[Begin]

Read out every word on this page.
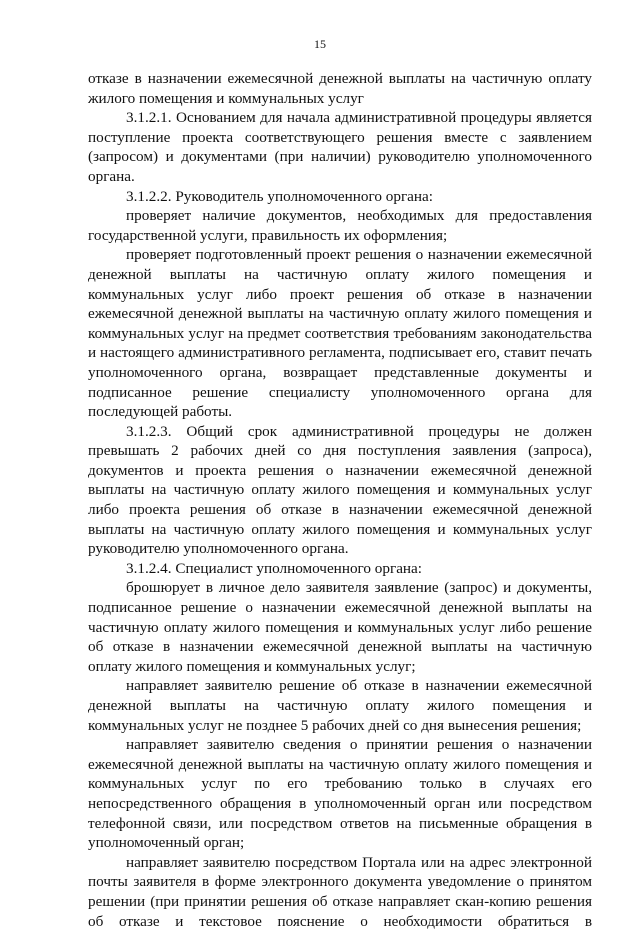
15

отказе в назначении ежемесячной денежной выплаты на частичную оплату жилого помещения и коммунальных услуг

3.1.2.1. Основанием для начала административной процедуры является поступление проекта соответствующего решения вместе с заявлением (запросом) и документами (при наличии) руководителю уполномоченного органа.

3.1.2.2. Руководитель уполномоченного органа:

проверяет наличие документов, необходимых для предоставления государственной услуги, правильность их оформления;

проверяет подготовленный проект решения о назначении ежемесячной денежной выплаты на частичную оплату жилого помещения и коммунальных услуг либо проект решения об отказе в назначении ежемесячной денежной выплаты на частичную оплату жилого помещения и коммунальных услуг на предмет соответствия требованиям законодательства и настоящего административного регламента, подписывает его, ставит печать уполномоченного органа, возвращает представленные документы и подписанное решение специалисту уполномоченного органа для последующей работы.

3.1.2.3. Общий срок административной процедуры не должен превышать 2 рабочих дней со дня поступления заявления (запроса), документов и проекта решения о назначении ежемесячной денежной выплаты на частичную оплату жилого помещения и коммунальных услуг либо проекта решения об отказе в назначении ежемесячной денежной выплаты на частичную оплату жилого помещения и коммунальных услуг руководителю уполномоченного органа.

3.1.2.4. Специалист уполномоченного органа:

брошюрует в личное дело заявителя заявление (запрос) и документы, подписанное решение о назначении ежемесячной денежной выплаты на частичную оплату жилого помещения и коммунальных услуг либо решение об отказе в назначении ежемесячной денежной выплаты на частичную оплату жилого помещения и коммунальных услуг;

направляет заявителю решение об отказе в назначении ежемесячной денежной выплаты на частичную оплату жилого помещения и коммунальных услуг не позднее 5 рабочих дней со дня вынесения решения;

направляет заявителю сведения о принятии решения о назначении ежемесячной денежной выплаты на частичную оплату жилого помещения и коммунальных услуг по его требованию только в случаях его непосредственного обращения в уполномоченный орган или посредством телефонной связи, или посредством ответов на письменные обращения в уполномоченный орган;

направляет заявителю посредством Портала или на адрес электронной почты заявителя в форме электронного документа уведомление о принятом решении (при принятии решения об отказе направляет скан-копию решения об отказе и текстовое пояснение о необходимости обратиться в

[End]

**WHAT TO WORK ON**
Print every record above exactly as written, leaving out the pictures.

**EXPECTED ANSWER**
Read out every word on this page.
15

отказе в назначении ежемесячной денежной выплаты на частичную оплату жилого помещения и коммунальных услуг

3.1.2.1. Основанием для начала административной процедуры является поступление проекта соответствующего решения вместе с заявлением (запросом) и документами (при наличии) руководителю уполномоченного органа.

3.1.2.2. Руководитель уполномоченного органа:

проверяет наличие документов, необходимых для предоставления государственной услуги, правильность их оформления;

проверяет подготовленный проект решения о назначении ежемесячной денежной выплаты на частичную оплату жилого помещения и коммунальных услуг либо проект решения об отказе в назначении ежемесячной денежной выплаты на частичную оплату жилого помещения и коммунальных услуг на предмет соответствия требованиям законодательства и настоящего административного регламента, подписывает его, ставит печать уполномоченного органа, возвращает представленные документы и подписанное решение специалисту уполномоченного органа для последующей работы.

3.1.2.3. Общий срок административной процедуры не должен превышать 2 рабочих дней со дня поступления заявления (запроса), документов и проекта решения о назначении ежемесячной денежной выплаты на частичную оплату жилого помещения и коммунальных услуг либо проекта решения об отказе в назначении ежемесячной денежной выплаты на частичную оплату жилого помещения и коммунальных услуг руководителю уполномоченного органа.

3.1.2.4. Специалист уполномоченного органа:

брошюрует в личное дело заявителя заявление (запрос) и документы, подписанное решение о назначении ежемесячной денежной выплаты на частичную оплату жилого помещения и коммунальных услуг либо решение об отказе в назначении ежемесячной денежной выплаты на частичную оплату жилого помещения и коммунальных услуг;

направляет заявителю решение об отказе в назначении ежемесячной денежной выплаты на частичную оплату жилого помещения и коммунальных услуг не позднее 5 рабочих дней со дня вынесения решения;

направляет заявителю сведения о принятии решения о назначении ежемесячной денежной выплаты на частичную оплату жилого помещения и коммунальных услуг по его требованию только в случаях его непосредственного обращения в уполномоченный орган или посредством телефонной связи, или посредством ответов на письменные обращения в уполномоченный орган;

направляет заявителю посредством Портала или на адрес электронной почты заявителя в форме электронного документа уведомление о принятом решении (при принятии решения об отказе направляет скан-копию решения об отказе и текстовое пояснение о необходимости обратиться в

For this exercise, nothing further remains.